Dataset excerpt
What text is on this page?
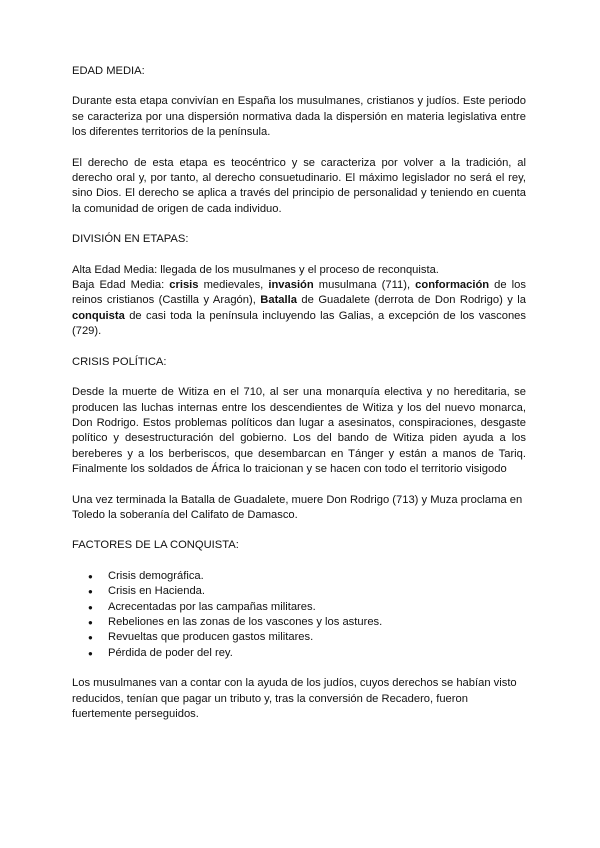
EDAD MEDIA:

Durante esta etapa convivían en España los musulmanes, cristianos y judíos. Este periodo se caracteriza por una dispersión normativa dada la dispersión en materia legislativa entre los diferentes territorios de la península.

El derecho de esta etapa es teocéntrico y se caracteriza por volver a la tradición, al derecho oral y, por tanto, al derecho consuetudinario. El máximo legislador no será el rey, sino Dios. El derecho se aplica a través del principio de personalidad y teniendo en cuenta la comunidad de origen de cada individuo.

DIVISIÓN EN ETAPAS:

Alta Edad Media: llegada de los musulmanes y el proceso de reconquista.

Baja Edad Media: crisis medievales, invasión musulmana (711), conformación de los reinos cristianos (Castilla y Aragón), Batalla de Guadalete (derrota de Don Rodrigo) y la conquista de casi toda la península incluyendo las Galias, a excepción de los vascones (729).

CRISIS POLÍTICA:

Desde la muerte de Witiza en el 710, al ser una monarquía electiva y no hereditaria, se producen las luchas internas entre los descendientes de Witiza y los del nuevo monarca, Don Rodrigo. Estos problemas políticos dan lugar a asesinatos, conspiraciones, desgaste político y desestructuración del gobierno. Los del bando de Witiza piden ayuda a los bereberes y a los berberiscos, que desembarcan en Tánger y están a manos de Tariq. Finalmente los soldados de África lo traicionan y se hacen con todo el territorio visigodo

Una vez terminada la Batalla de Guadalete, muere Don Rodrigo (713) y Muza proclama en Toledo la soberanía del Califato de Damasco.

FACTORES DE LA CONQUISTA:

● Crisis demográfica.
● Crisis en Hacienda.
● Acrecentadas por las campañas militares.
● Rebeliones en las zonas de los vascones y los astures.
● Revueltas que producen gastos militares.
● Pérdida de poder del rey.

Los musulmanes van a contar con la ayuda de los judíos, cuyos derechos se habían visto reducidos, tenían que pagar un tributo y, tras la conversión de Recadero, fueron fuertemente perseguidos.
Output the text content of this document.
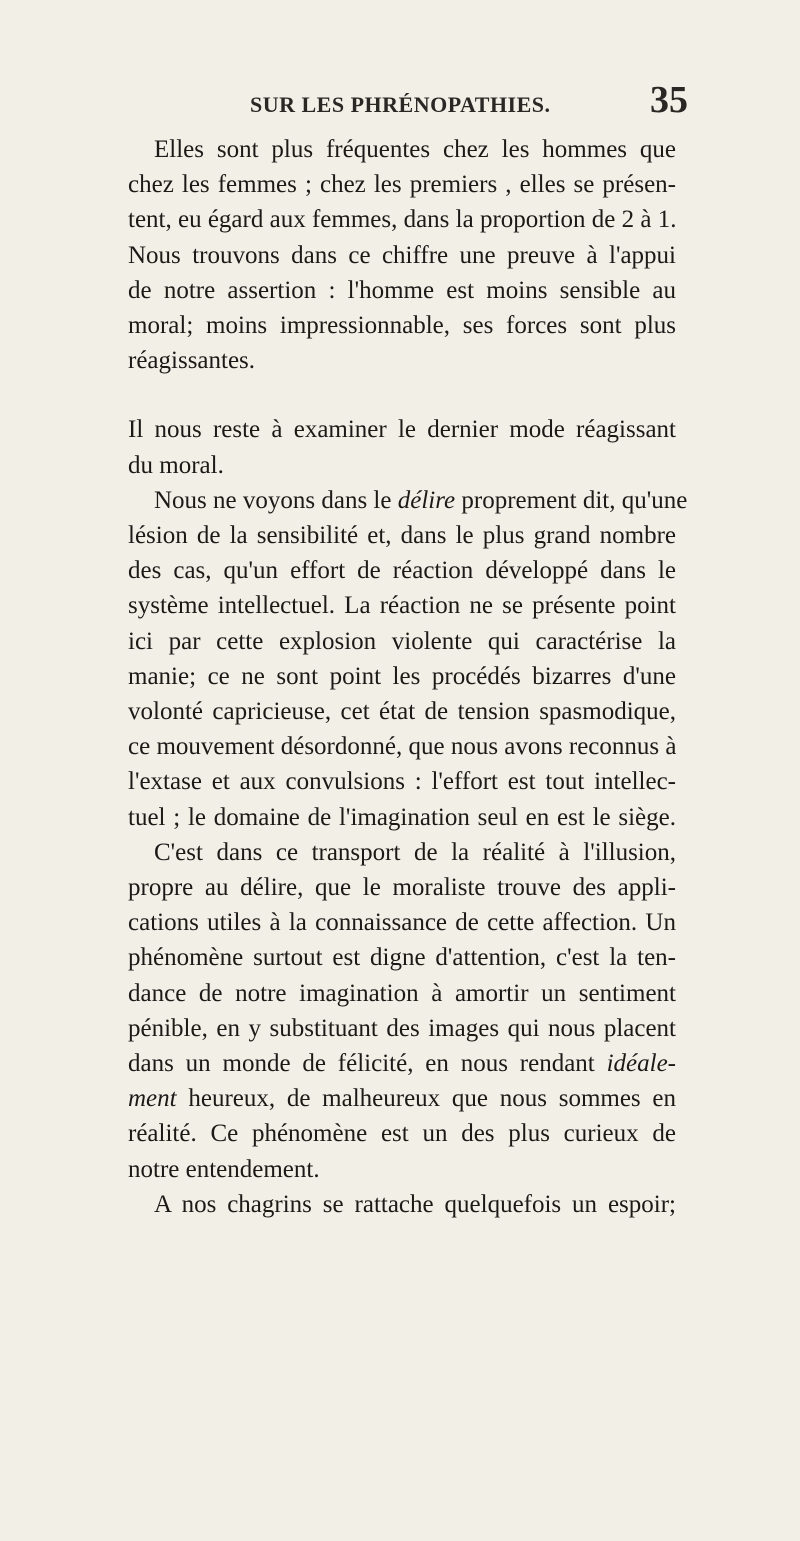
SUR LES PHRÉNOPATHIES.	35
Elles sont plus fréquentes chez les hommes que
chez les femmes ; chez les premiers , elles se présen-
tent, eu égard aux femmes, dans la proportion de 2 à 1.
Nous trouvons dans ce chiffre une preuve à l'appui
de notre assertion : l'homme est moins sensible au
moral; moins impressionnable, ses forces sont plus
réagissantes.
Il nous reste à examiner le dernier mode réagissant
du moral.
Nous ne voyons dans le délire proprement dit, qu'une
lésion de la sensibilité et, dans le plus grand nombre
des cas, qu'un effort de réaction développé dans le
système intellectuel. La réaction ne se présente point
ici par cette explosion violente qui caractérise la
manie; ce ne sont point les procédés bizarres d'une
volonté capricieuse, cet état de tension spasmodique,
ce mouvement désordonné, que nous avons reconnus à
l'extase et aux convulsions : l'effort est tout intellec-
tuel ; le domaine de l'imagination seul en est le siège.
C'est dans ce transport de la réalité à l'illusion,
propre au délire, que le moraliste trouve des appli-
cations utiles à la connaissance de cette affection. Un
phénomène surtout est digne d'attention, c'est la ten-
dance de notre imagination à amortir un sentiment
pénible, en y substituant des images qui nous placent
dans un monde de félicité, en nous rendant idéale-
ment heureux, de malheureux que nous sommes en
réalité. Ce phénomène est un des plus curieux de
notre entendement.
A nos chagrins se rattache quelquefois un espoir;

**Directive:**
Extract all lines containing the word "imagination".

**Answer for this exercise:**
tuel ; le domaine de l'imagination seul en est le siège.
dance de notre imagination à amortir un sentiment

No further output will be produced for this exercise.